*SET TASK*.
Output as a numbered list the stretch of the data from the line containing "291, 24, 298]" through the line containing "101, 175, 118]", leaving out any blank lines.

[Layout dataset entries]
* * * * * * *

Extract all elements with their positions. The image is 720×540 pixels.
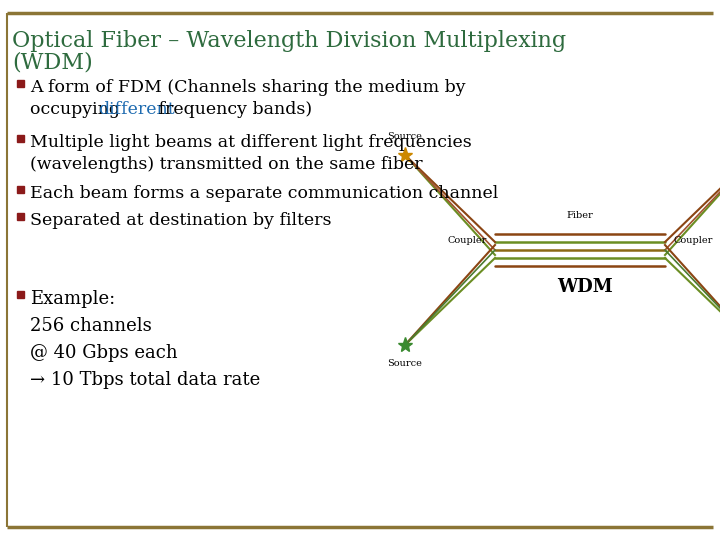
Bar	[17, 291, 24, 298]
Text: → 10 Tbps total data rate: → 10 Tbps total data rate	[30, 371, 260, 389]
Text: Source: Source	[387, 359, 423, 368]
Bar	[17, 186, 24, 192]
Text: Fiber: Fiber	[567, 211, 593, 220]
Text: Source: Source	[387, 132, 423, 141]
Text: different: different	[98, 101, 175, 118]
Bar	[17, 213, 24, 219]
Text: @ 40 Gbps each: @ 40 Gbps each	[30, 344, 178, 362]
Text: WDM: WDM	[557, 278, 613, 296]
Text: Coupler: Coupler	[673, 236, 712, 245]
Text: Each beam forms a separate communication channel: Each beam forms a separate communication…	[30, 185, 498, 202]
Bar	[17, 134, 24, 141]
Text: (wavelengths) transmitted on the same fiber: (wavelengths) transmitted on the same fi…	[30, 156, 423, 173]
Text: occupying: occupying	[30, 101, 125, 118]
Text: (WDM): (WDM)	[12, 52, 93, 74]
Text: Coupler: Coupler	[448, 236, 487, 245]
Text: 256 channels: 256 channels	[30, 317, 152, 335]
Text: frequency bands): frequency bands)	[153, 101, 312, 118]
Text: A form of FDM (Channels sharing the medium by: A form of FDM (Channels sharing the medi…	[30, 79, 466, 96]
Bar	[17, 79, 24, 86]
Text: Separated at destination by filters: Separated at destination by filters	[30, 212, 331, 229]
Text: Optical Fiber – Wavelength Division Multiplexing: Optical Fiber – Wavelength Division Mult…	[12, 30, 566, 52]
Text: Example:: Example:	[30, 290, 115, 308]
Text: Multiple light beams at different light frequencies: Multiple light beams at different light …	[30, 134, 472, 151]
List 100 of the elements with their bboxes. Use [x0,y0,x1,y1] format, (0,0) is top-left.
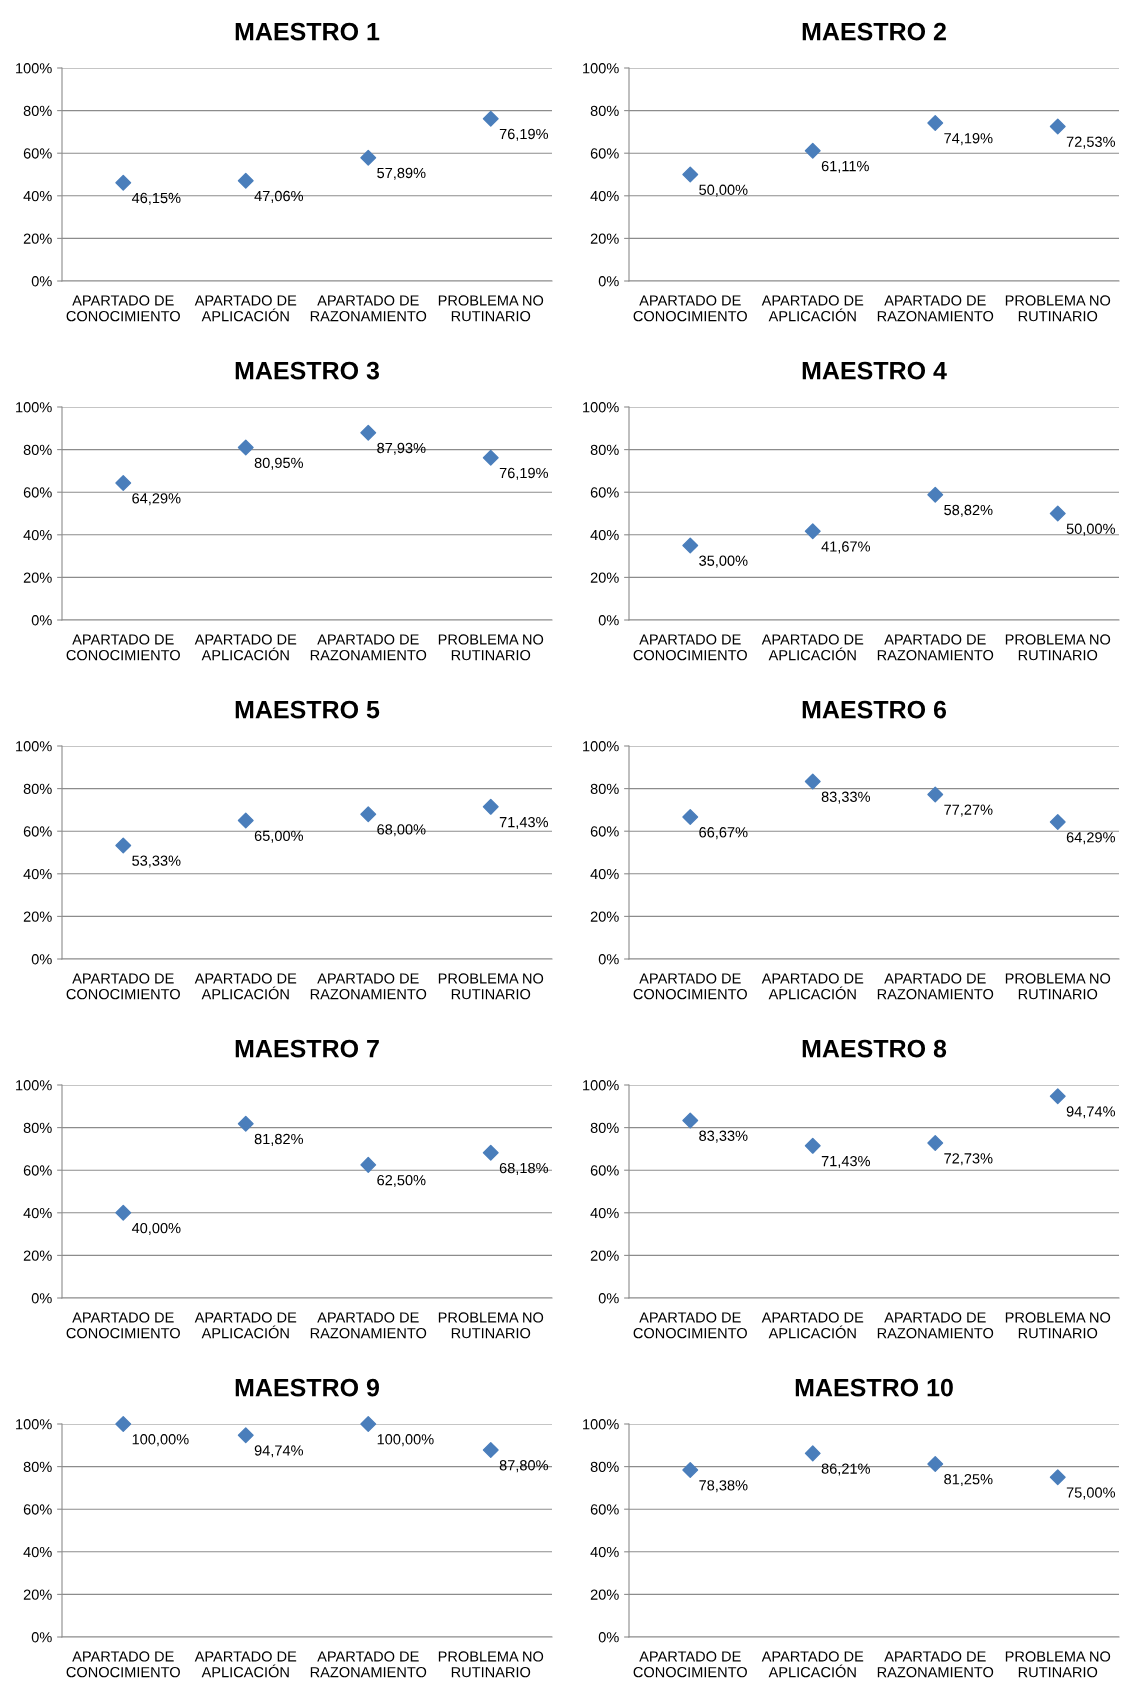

* * * * * * *

*EXERCISE SOLUTION*.
1. Bar	[17, 291, 24, 298]
2. Text: → 10 Tbps total data rate: → 10 Tbps total data rate	[30, 371, 260, 389]
3. Text: Source: Source	[387, 359, 423, 368]
4. Bar	[17, 186, 24, 192]
5. Text: Fiber: Fiber	[567, 211, 593, 220]
6. Text: Source: Source	[387, 132, 423, 141]
7. Text: different: different	[98, 101, 175, 118]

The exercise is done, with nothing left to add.